_TESTO FORNITO_.
▼▼▼

Camorra, il superboss Antonio Iovine collabora con la giustizia

Dopo 14 anni di latitanza e quattro anni di carcere, il boss dei Casalesi Antonio Iovine ha deciso di collaborare con la giustizia.

A quasi quattro anni dal suo arresto, avvenuto nel novembre 2010 a Casal Di Principe dopo 14 anni di latitanza, il superboss del clan dei Casalesi Antonio Iovine ha deciso di collaborare con la Procura di Napoli, aiutando i magistrati a ricostruire le attività e i rapporti del clan.

Iovine, condannato in via definitiva all’ergastolo nel maxi processo Spartacus, ha iniziato a collaborare da pochi giorni e le sue testimonianze saranno fondamentali visto il ruolo ricoperto all’interno dell’organizzazione.

Il 50enne, conosciuto anche come o'ninno, è ritenuto dagli inquirenti uno dei quattro capi storici dei Casalesi insieme a Francesco Bidognetti, Francesco Schiavone e Michele Zagaria. Inutile dire, quindi, che quello che Iovine deciderà di raccontare sarà così importante da mettere seriamente a rischio il futuro del clan dei Casalesi.

▲▲▲

_INFORMAZIONI REGISTRATE_.
▼▼▼

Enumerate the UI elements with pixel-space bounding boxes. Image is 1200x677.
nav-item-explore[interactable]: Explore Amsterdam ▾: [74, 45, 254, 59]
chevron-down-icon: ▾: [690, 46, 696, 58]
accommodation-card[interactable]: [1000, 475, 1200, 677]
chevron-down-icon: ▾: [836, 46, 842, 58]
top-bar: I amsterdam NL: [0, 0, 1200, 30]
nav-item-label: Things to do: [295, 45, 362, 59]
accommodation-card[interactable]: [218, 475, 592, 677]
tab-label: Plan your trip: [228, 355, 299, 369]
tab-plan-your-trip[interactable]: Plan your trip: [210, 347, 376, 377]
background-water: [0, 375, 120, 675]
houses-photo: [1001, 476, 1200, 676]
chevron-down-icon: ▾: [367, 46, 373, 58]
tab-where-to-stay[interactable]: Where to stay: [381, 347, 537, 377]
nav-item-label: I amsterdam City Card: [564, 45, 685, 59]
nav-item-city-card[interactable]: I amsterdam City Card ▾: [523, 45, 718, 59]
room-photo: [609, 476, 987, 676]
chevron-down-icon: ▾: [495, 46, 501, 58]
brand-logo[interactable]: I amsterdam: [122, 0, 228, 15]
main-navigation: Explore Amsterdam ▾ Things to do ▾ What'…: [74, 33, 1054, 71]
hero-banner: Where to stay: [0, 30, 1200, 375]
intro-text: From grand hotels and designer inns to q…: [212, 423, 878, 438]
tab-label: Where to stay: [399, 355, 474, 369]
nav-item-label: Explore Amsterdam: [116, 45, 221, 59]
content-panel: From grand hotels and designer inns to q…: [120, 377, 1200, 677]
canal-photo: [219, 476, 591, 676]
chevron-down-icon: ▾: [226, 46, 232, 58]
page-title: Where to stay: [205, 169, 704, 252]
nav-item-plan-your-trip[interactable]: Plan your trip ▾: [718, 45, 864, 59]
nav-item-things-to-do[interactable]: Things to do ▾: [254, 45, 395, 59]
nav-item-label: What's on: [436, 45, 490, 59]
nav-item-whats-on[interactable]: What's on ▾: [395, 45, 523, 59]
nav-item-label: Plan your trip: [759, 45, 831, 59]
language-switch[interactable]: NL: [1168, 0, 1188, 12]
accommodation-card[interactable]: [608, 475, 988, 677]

▲▲▲

_PROBLEMI DA RISOLVERE_.
**1)** Ripeti senza modifiche la parte dell'articolo su Antonio Iovine che si apre con le parole contenenti "A quasi quattro" e si chiude con "clan dei Casalesi.".
**2)** Riscrivi come elenco puntato il paragrafo dell'articolo su Antonio Iovine che inizia con "Il 50enne, conosciuto anche come", conservandone i fatti principali.

_SOLUZIONI DELLE ATTIVITÀ_.
**1)**
A quasi quattro anni dal suo arresto, avvenuto nel novembre 2010 a Casal Di Principe dopo 14 anni di latitanza, il superboss del clan dei Casalesi Antonio Iovine ha deciso di collaborare con la Procura di Napoli, aiutando i magistrati a ricostruire le attività e i rapporti del clan.

Iovine, condannato in via definitiva all’ergastolo nel maxi processo Spartacus, ha iniziato a collaborare da pochi giorni e le sue testimonianze saranno fondamentali visto il ruolo ricoperto all’interno dell’organizzazione.

Il 50enne, conosciuto anche come o'ninno, è ritenuto dagli inquirenti uno dei quattro capi storici dei Casalesi insieme a Francesco Bidognetti, Francesco Schiavone e Michele Zagaria. Inutile dire, quindi, che quello che Iovine deciderà di raccontare sarà così importante da mettere seriamente a rischio il futuro del clan dei Casalesi.

**2)**
- Iovine ha 50 anni ed è conosciuto anche come o'ninno.
- Gli inquirenti lo ritengono uno dei quattro capi storici dei Casalesi, insieme a Francesco Bidognetti, Francesco Schiavone e Michele Zagaria.
- Ciò che deciderà di raccontare potrà mettere seriamente a rischio il futuro del clan dei Casalesi.